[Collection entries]
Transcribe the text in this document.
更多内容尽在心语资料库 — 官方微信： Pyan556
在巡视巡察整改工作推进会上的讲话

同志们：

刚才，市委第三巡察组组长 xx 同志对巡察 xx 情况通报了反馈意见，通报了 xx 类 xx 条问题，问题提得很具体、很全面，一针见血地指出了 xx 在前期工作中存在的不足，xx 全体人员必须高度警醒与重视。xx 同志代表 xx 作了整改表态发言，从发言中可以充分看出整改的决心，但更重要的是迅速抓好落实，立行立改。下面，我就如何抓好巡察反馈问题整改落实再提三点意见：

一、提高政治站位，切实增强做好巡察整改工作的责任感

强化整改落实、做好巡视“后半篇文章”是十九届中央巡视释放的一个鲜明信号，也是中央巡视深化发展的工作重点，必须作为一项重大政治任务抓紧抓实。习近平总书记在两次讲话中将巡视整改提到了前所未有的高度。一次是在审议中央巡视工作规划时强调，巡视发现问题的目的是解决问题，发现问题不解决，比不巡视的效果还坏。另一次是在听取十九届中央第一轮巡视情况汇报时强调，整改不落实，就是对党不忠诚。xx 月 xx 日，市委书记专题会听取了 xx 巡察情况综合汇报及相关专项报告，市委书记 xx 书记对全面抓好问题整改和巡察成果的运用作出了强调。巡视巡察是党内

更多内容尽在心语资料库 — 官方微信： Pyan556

### Short problem
Transcribe every entry exactly, omitting nothing.

### Response for this exercise
Transcribe the text in this document.
更多内容尽在心语资料库 — 官方微信： Pyan556
在巡视巡察整改工作推进会上的讲话

同志们：

刚才，市委第三巡察组组长 xx 同志对巡察 xx 情况通报了反馈意见，通报了 xx 类 xx 条问题，问题提得很具体、很全面，一针见血地指出了 xx 在前期工作中存在的不足，xx 全体人员必须高度警醒与重视。xx 同志代表 xx 作了整改表态发言，从发言中可以充分看出整改的决心，但更重要的是迅速抓好落实，立行立改。下面，我就如何抓好巡察反馈问题整改落实再提三点意见：

一、提高政治站位，切实增强做好巡察整改工作的责任感

强化整改落实、做好巡视“后半篇文章”是十九届中央巡视释放的一个鲜明信号，也是中央巡视深化发展的工作重点，必须作为一项重大政治任务抓紧抓实。习近平总书记在两次讲话中将巡视整改提到了前所未有的高度。一次是在审议中央巡视工作规划时强调，巡视发现问题的目的是解决问题，发现问题不解决，比不巡视的效果还坏。另一次是在听取十九届中央第一轮巡视情况汇报时强调，整改不落实，就是对党不忠诚。xx 月 xx 日，市委书记专题会听取了 xx 巡察情况综合汇报及相关专项报告，市委书记 xx 书记对全面抓好问题整改和巡察成果的运用作出了强调。巡视巡察是党内

更多内容尽在心语资料库 — 官方微信： Pyan556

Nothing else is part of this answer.